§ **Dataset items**
>> BEGIN

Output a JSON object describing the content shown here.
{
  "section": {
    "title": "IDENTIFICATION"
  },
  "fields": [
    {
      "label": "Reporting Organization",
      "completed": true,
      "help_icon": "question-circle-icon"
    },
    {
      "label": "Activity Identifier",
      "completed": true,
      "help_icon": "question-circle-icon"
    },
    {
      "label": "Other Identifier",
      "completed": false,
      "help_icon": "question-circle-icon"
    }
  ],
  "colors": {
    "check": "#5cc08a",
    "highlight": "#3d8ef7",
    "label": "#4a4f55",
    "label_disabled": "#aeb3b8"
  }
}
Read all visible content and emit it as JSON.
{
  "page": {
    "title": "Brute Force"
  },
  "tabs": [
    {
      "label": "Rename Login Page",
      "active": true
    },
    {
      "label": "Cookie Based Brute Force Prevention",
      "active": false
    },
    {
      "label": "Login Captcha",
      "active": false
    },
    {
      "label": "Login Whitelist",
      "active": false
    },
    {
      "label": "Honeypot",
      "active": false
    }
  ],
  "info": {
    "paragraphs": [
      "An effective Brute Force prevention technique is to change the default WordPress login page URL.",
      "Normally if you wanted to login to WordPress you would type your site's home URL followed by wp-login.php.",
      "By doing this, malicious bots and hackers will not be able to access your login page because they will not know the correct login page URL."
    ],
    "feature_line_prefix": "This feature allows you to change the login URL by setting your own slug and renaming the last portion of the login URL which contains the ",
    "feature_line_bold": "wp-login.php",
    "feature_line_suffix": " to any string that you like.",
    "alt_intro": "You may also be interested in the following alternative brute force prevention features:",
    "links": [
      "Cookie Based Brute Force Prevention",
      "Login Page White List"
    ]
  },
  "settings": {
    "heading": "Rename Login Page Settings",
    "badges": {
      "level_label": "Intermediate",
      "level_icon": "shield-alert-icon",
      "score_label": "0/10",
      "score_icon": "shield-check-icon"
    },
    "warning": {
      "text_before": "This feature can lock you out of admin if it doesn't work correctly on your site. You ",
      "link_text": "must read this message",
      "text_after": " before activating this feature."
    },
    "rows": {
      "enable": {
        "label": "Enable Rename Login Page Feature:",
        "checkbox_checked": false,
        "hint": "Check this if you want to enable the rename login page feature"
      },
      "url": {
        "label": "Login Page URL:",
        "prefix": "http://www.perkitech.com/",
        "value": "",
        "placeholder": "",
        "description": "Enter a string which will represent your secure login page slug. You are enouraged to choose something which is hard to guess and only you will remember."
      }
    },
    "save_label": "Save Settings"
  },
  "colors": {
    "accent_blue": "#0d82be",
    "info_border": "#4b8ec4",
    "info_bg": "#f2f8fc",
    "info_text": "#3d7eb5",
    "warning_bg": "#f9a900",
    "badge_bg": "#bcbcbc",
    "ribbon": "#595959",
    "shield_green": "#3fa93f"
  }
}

>> END
>> BEGIN

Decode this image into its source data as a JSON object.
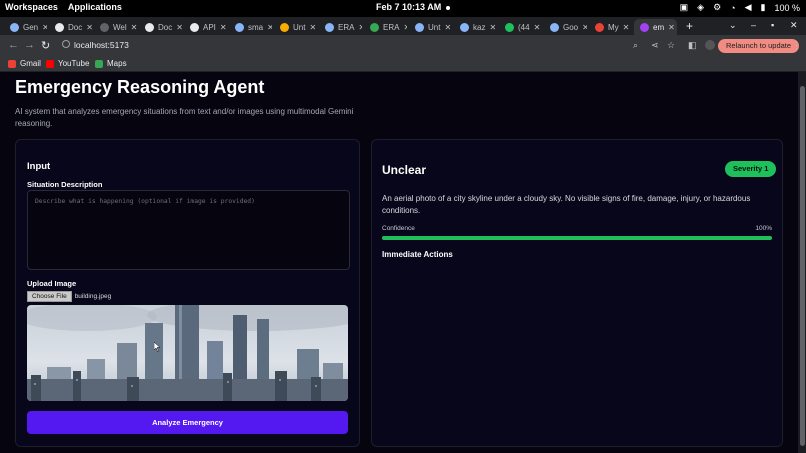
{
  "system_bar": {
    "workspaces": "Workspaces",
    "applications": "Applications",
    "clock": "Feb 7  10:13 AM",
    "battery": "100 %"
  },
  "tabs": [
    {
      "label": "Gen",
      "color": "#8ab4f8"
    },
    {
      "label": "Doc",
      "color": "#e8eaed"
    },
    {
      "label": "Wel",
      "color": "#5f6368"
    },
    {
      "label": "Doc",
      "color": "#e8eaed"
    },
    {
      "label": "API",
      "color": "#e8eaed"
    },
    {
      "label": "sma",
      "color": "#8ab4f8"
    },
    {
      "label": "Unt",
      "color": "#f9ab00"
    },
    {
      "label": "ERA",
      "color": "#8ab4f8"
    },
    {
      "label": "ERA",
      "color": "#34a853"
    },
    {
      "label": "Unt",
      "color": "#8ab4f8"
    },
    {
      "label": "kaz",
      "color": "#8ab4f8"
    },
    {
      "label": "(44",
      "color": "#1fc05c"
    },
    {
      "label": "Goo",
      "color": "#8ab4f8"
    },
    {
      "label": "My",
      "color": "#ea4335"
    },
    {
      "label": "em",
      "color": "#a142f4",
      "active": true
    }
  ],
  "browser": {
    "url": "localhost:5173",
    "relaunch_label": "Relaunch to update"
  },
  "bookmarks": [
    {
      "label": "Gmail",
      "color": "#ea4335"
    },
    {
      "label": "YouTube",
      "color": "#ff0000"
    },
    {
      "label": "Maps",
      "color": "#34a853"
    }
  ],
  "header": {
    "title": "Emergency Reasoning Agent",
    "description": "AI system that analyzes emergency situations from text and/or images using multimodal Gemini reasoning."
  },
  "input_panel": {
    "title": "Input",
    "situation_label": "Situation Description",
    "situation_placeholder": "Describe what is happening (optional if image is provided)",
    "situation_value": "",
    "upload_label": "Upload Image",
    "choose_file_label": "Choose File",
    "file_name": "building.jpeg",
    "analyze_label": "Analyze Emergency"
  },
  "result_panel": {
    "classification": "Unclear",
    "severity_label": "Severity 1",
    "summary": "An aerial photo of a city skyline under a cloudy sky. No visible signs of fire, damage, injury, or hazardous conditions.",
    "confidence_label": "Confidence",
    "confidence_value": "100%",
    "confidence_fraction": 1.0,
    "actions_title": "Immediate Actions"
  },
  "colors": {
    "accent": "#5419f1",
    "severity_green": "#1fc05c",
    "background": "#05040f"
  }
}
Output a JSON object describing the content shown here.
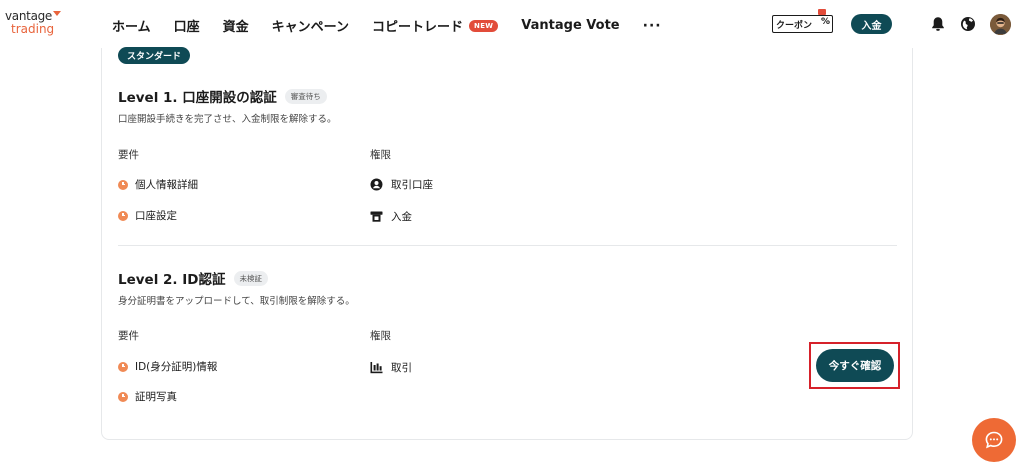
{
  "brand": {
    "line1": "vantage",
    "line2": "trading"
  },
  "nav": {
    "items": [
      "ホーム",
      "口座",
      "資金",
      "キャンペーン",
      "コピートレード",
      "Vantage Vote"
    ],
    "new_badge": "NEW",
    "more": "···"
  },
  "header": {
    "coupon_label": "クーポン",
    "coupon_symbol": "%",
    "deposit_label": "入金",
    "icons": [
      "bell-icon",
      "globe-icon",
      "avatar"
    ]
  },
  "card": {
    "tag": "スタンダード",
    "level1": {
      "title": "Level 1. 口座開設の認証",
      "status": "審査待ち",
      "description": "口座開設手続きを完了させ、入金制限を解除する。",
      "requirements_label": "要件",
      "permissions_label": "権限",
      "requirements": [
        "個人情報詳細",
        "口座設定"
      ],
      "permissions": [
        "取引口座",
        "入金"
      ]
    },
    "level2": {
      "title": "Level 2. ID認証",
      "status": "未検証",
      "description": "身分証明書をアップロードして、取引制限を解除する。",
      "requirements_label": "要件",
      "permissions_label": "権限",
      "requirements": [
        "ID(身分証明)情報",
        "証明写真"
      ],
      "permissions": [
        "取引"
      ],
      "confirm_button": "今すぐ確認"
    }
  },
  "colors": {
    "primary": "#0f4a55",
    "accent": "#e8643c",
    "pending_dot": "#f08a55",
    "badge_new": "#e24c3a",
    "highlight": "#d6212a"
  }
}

>> END
>> BEGIN

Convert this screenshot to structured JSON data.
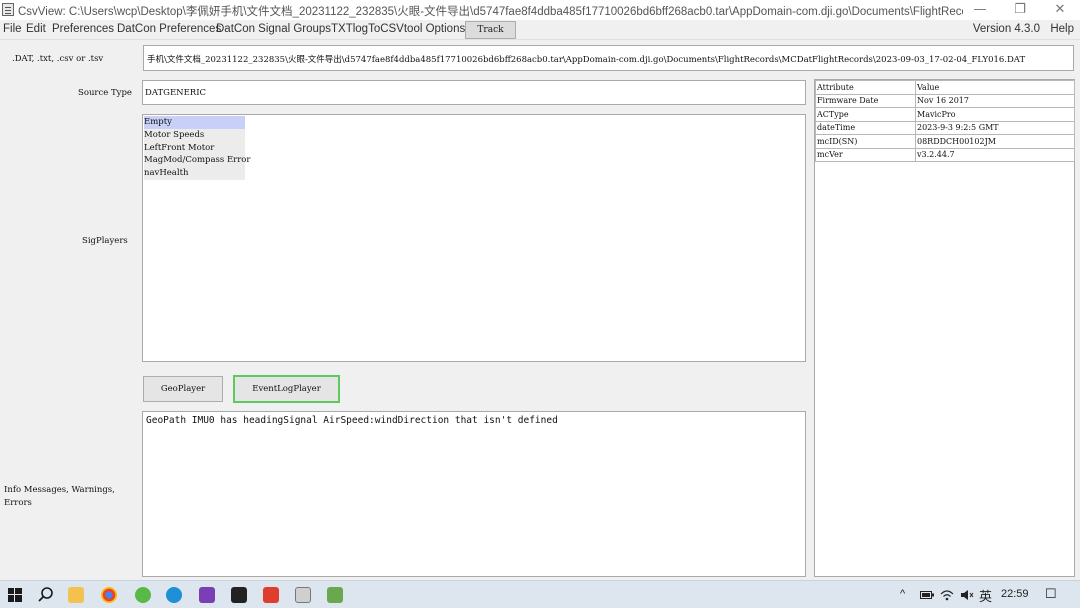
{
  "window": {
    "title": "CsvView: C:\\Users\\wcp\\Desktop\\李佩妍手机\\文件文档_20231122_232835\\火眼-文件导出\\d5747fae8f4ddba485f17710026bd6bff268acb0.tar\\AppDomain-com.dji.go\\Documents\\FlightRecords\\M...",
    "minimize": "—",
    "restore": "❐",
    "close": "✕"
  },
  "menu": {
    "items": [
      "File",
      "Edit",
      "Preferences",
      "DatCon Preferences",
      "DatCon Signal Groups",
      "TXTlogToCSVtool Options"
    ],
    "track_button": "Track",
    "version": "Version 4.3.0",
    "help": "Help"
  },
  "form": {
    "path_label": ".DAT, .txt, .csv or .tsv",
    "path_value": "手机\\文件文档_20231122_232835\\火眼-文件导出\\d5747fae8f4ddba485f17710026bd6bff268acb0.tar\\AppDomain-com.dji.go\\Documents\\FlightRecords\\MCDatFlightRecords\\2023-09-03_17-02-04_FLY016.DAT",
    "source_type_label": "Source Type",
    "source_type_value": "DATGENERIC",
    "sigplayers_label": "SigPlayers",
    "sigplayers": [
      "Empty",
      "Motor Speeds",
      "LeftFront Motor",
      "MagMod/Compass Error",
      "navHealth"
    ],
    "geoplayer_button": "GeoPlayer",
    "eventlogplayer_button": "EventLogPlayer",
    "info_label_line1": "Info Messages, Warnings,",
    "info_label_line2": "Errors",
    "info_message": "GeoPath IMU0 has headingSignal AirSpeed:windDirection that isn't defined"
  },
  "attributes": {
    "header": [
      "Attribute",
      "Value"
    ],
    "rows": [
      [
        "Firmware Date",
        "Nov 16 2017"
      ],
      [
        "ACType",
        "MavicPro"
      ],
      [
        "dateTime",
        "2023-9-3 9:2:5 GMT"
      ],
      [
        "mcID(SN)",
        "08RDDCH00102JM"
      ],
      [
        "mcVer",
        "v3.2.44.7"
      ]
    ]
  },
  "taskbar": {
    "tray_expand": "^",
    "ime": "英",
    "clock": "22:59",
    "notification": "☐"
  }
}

>> END

§ **Exercise prompt**
Which lines hold the word "WordPress"? Copy all of them.

§ **Task answer**
      "An effective Brute Force prevention technique is to change the default WordPress login page URL.",
      "Normally if you wanted to login to WordPress you would type your site's home URL followed by wp-login.php.",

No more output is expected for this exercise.